* begin SELECTED EXTRACT *

Things Can Only Get Better


I have been back in Scotland now for a couple of months. I love Glasgow, it is my home and I was born here. I am a Glaswegian. I was forced to go in search of work and I really objected to having to leave my home and country to do so. However, since my return it has been quite a culture shock and I have come to the conclusion that Scotland is a crazy place because its electorate keep voting for more of the same. It’s like mass self-harming. England where I lived is much more prosperous, vibrant and cleaner than here. It is a nice place to live and in general England favours well out of being part of the union. The thing is, what struck me about England is that you would never know they were part of a United Kingdom. For many, it is just them and the ‘also rans’. Scotland is never reported positively. In English news, unless it’s a murder or bad weather it’s easy to lose touch. Scots may hear news every day about high politics in Westminster but I can tell you it is not reciprocal. In England, Scotland does not register as being remotely important or relevant.
 On my return, what struck me most is how poor and dilapidated Glasgow is. The roads are a complete mess with potholes and faded road markings. Pavements are just as bad. Dog fouling is atrocious. The fabric of buildings, especially public ones are decaying and shabby. It might be a time of recession but a lick of paint is nothing in the broad scheme of things. Indeed it should be compulsory that all buildings are kept and maintained to a tolerable standard. It looks to me that Glasgow is being run into the ground by the Council, whose Leader has a bigger salary than the Prime Minister of the UK.
 We have politicians in Scotland who are not earning their publicly paid wages yet a Government which is actually balancing the books is being attacked from all quarters of the media and unionist politicians for not doing enough!
 Good news is never reported in Scotland either. Invariably if its not a murder, job losses or some scare story about how bad Scotland will be, come independence,  then it just does not  pass the censors approval. Good news when it does arrive is usually reported akin to the Marvin the Manic depressive robot style of. ‘it’s a beautiful day, but it won’t last’. The bias of the MSM, BBC & STV is stark. It is no surprise that people have a jaundiced view of Scottish life, given the diet of doom they are fed each day.

* end SELECTED EXTRACT *
* begin RECORDED INFORMATION *

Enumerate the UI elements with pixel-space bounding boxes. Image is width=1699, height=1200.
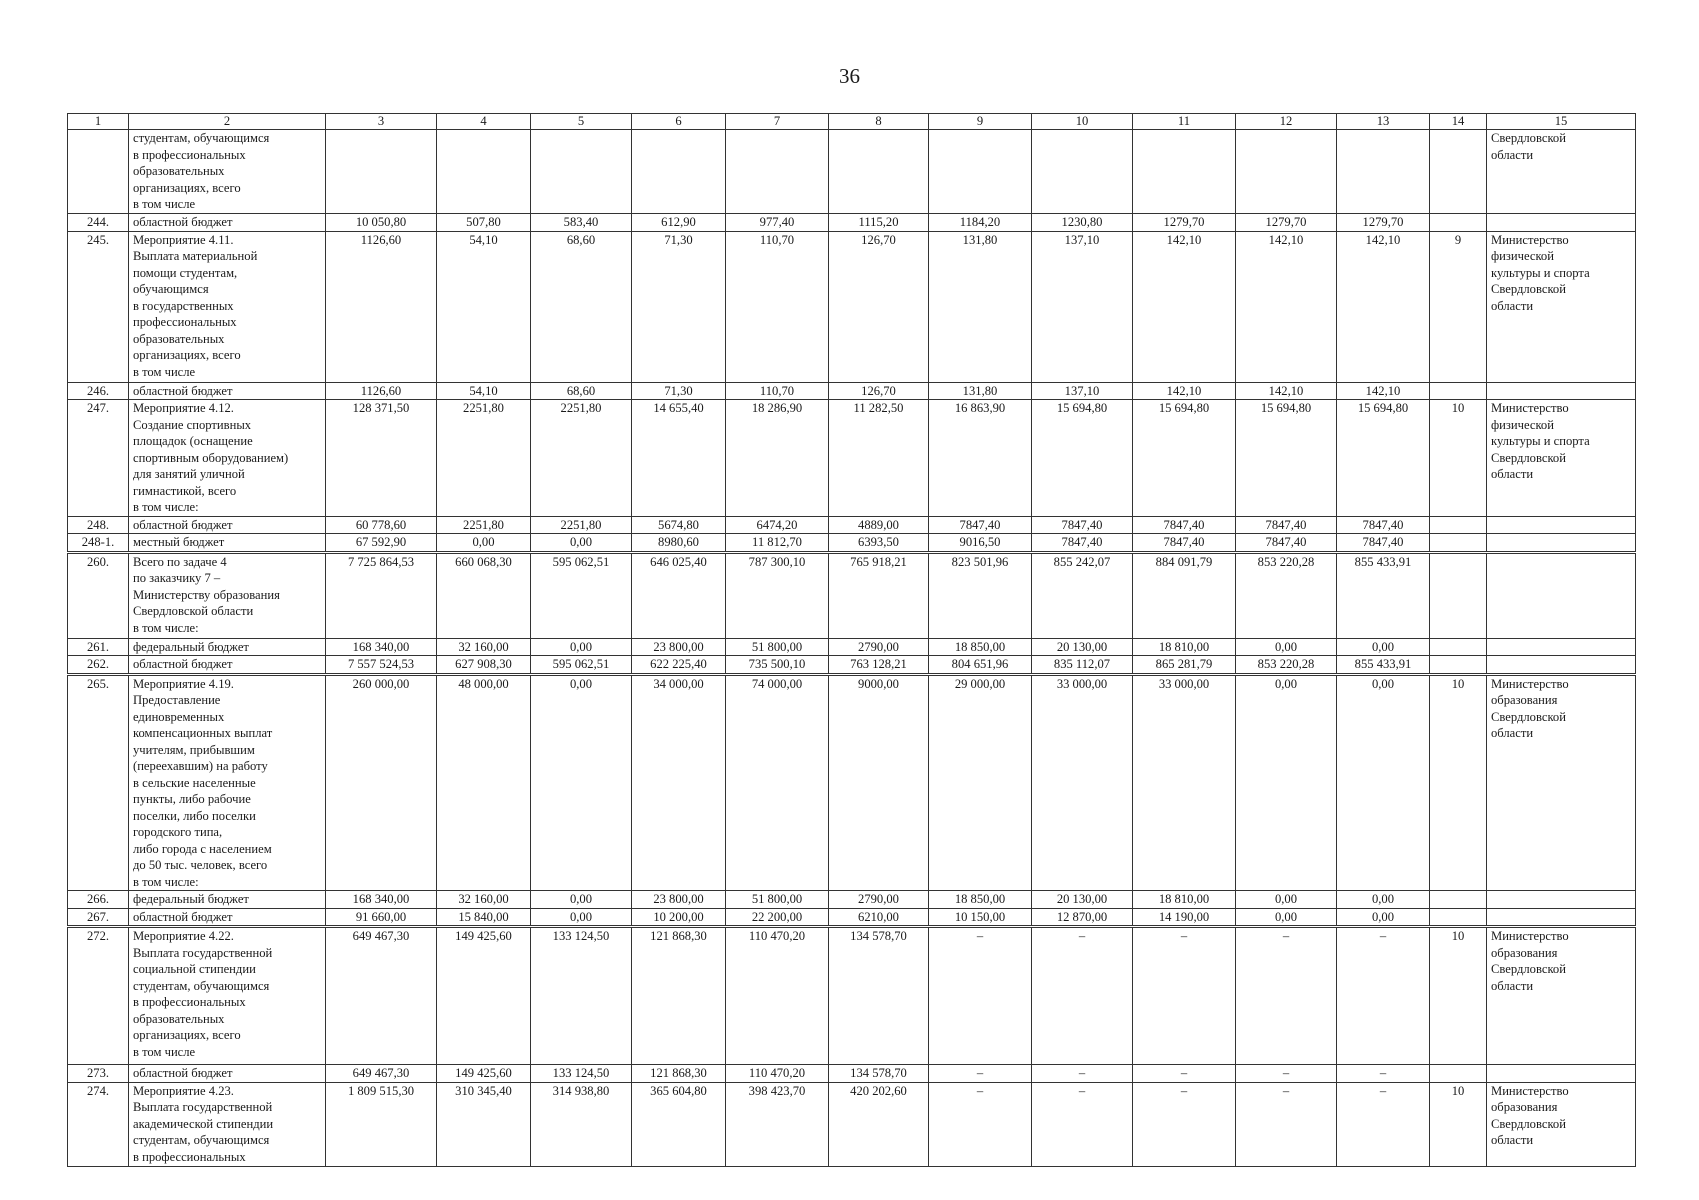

* end RECORDED INFORMATION *

SET EXERCISE >> From the post about returning to Glasgow, transcribe the passage starting with "Good news is" and going on through "fed each day.".

TASK RESPONSE >>
Good news is never reported in Scotland either. Invariably if its not a murder, job losses or some scare story about how bad Scotland will be, come independence,  then it just does not  pass the censors approval. Good news when it does arrive is usually reported akin to the Marvin the Manic depressive robot style of. ‘it’s a beautiful day, but it won’t last’. The bias of the MSM, BBC & STV is stark. It is no surprise that people have a jaundiced view of Scottish life, given the diet of doom they are fed each day.